Dataset items
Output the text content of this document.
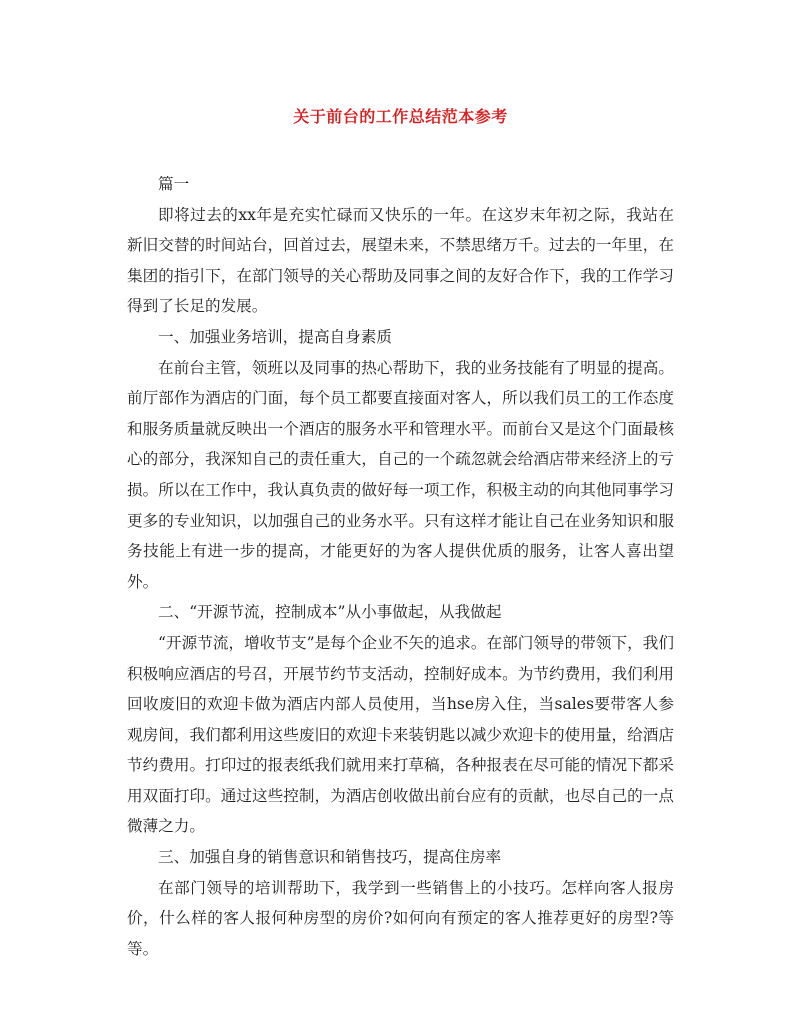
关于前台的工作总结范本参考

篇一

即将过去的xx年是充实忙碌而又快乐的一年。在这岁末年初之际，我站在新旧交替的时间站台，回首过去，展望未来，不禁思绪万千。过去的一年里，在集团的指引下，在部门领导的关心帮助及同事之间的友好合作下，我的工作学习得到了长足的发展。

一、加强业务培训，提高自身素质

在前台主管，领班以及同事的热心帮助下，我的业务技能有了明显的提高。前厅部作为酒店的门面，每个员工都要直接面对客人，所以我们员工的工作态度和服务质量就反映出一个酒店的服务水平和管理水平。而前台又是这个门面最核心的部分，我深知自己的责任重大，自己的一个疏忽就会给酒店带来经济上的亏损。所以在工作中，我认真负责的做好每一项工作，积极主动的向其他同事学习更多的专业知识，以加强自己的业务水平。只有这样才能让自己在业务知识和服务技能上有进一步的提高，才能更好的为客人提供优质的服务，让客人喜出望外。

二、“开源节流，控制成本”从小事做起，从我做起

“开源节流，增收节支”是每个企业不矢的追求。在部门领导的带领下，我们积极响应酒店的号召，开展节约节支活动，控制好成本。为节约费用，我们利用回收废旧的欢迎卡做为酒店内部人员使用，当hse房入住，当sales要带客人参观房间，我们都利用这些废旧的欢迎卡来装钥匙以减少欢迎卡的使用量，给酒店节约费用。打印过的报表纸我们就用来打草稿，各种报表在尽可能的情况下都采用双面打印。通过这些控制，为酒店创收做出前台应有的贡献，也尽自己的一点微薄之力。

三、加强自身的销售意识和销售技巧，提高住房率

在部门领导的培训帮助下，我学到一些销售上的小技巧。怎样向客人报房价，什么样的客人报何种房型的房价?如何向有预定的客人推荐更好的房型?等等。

* EXERCISE PROMPT:
Find the lines above holding the word "开源节流" and show them.

* RESULT:
二、“开源节流，控制成本”从小事做起，从我做起
“开源节流，增收节支”是每个企业不矢的追求。在部门领导的带领下，我们积极响应酒店的号召，开展节约节支活动，控制好成本。为节约费用，我们利用回收废旧的欢迎卡做为酒店内部人员使用，当hse房入住，当sales要带客人参观房间，我们都利用这些废旧的欢迎卡来装钥匙以减少欢迎卡的使用量，给酒店节约费用。打印过的报表纸我们就用来打草稿，各种报表在尽可能的情况下都采用双面打印。通过这些控制，为酒店创收做出前台应有的贡献，也尽自己的一点微薄之力。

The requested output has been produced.